━━ Supplied data

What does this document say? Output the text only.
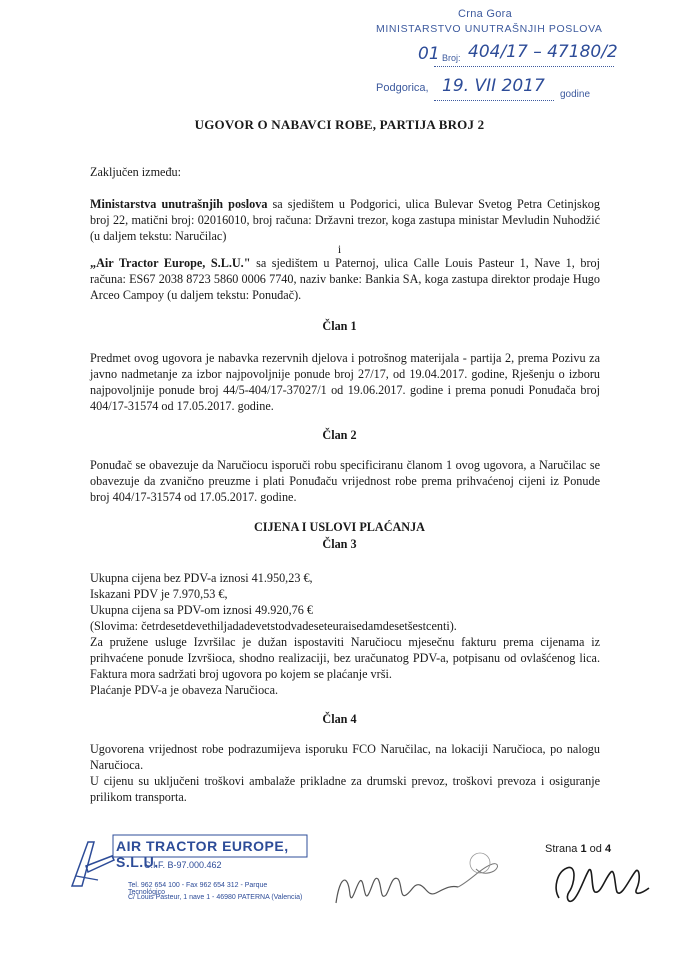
Crna Gora
MINISTARSTVO UNUTRAŠNJIH POSLOVA
01 Broj: 404/17 – 47180/2
Podgorica, 19. VII 2017 godine
UGOVOR O NABAVCI ROBE, PARTIJA BROJ 2
Zaključen između:
Ministarstva unutrašnjih poslova sa sjedištem u Podgorici, ulica Bulevar Svetog Petra Cetinjskog broj 22, matični broj: 02016010, broj računa: Državni trezor, koga zastupa ministar Mevludin Nuhodžić (u daljem tekstu: Naručilac)
i
„Air Tractor Europe, S.L.U." sa sjedištem u Paternoj, ulica Calle Louis Pasteur 1, Nave 1, broj računa: ES67 2038 8723 5860 0006 7740, naziv banke: Bankia SA, koga zastupa direktor prodaje Hugo Arceo Campoy (u daljem tekstu: Ponuđač).
Član 1
Predmet ovog ugovora je nabavka rezervnih djelova i potrošnog materijala - partija 2, prema Pozivu za javno nadmetanje za izbor najpovoljnije ponude broj 27/17, od 19.04.2017. godine, Rješenju o izboru najpovoljnije ponude broj 44/5-404/17-37027/1 od 19.06.2017. godine i prema ponudi Ponuđača broj 404/17-31574 od 17.05.2017. godine.
Član 2
Ponuđač se obavezuje da Naručiocu isporuči robu specificiranu članom 1 ovog ugovora, a Naručilac se obavezuje da zvanično preuzme i plati Ponuđaču vrijednost robe prema prihvaćenoj cijeni iz Ponude broj 404/17-31574 od 17.05.2017. godine.
CIJENA I USLOVI PLAĆANJA
Član 3
Ukupna cijena bez PDV-a iznosi 41.950,23 €,
Iskazani PDV je 7.970,53 €,
Ukupna cijena sa PDV-om iznosi 49.920,76 €
(Slovima: četrdesetdevethiljadadevetstodvadeseteuraisedamdesetšestcenti).
Za pružene usluge Izvršilac je dužan ispostaviti Naručiocu mjesečnu fakturu prema cijenama iz prihvaćene ponude Izvršioca, shodno realizaciji, bez uračunatog PDV-a, potpisanu od ovlašćenog lica. Faktura mora sadržati broj ugovora po kojem se plaćanje vrši.
Plaćanje PDV-a je obaveza Naručioca.
Član 4
Ugovorena vrijednost robe podrazumijeva isporuku FCO Naručilac, na lokaciji Naručioca, po nalogu Naručioca.
U cijenu su uključeni troškovi ambalaže prikladne za drumski prevoz, troškovi prevoza i osiguranje prilikom transporta.
AIR TRACTOR EUROPE, S.L.U.
C.I.F. B-97.000.462
Tel. 962 654 100 - Fax 962 654 312 - Parque Tecnológico
C/ Louis Pasteur, 1 nave 1 - 46980 PATERNA (Valencia)
Strana 1 od 4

━━━━

# [Exercise task]
In the listing, find every line containing the word "Pasteur" and list it.

# [Response]
„Air Tractor Europe, S.L.U." sa sjedištem u Paternoj, ulica Calle Louis Pasteur 1, Nave 1, broj računa: ES67 2038 8723 5860 0006 7740, naziv banke: Bankia SA, koga zastupa direktor prodaje Hugo Arceo Campoy (u daljem tekstu: Ponuđač).
C/ Louis Pasteur, 1 nave 1 - 46980 PATERNA (Valencia)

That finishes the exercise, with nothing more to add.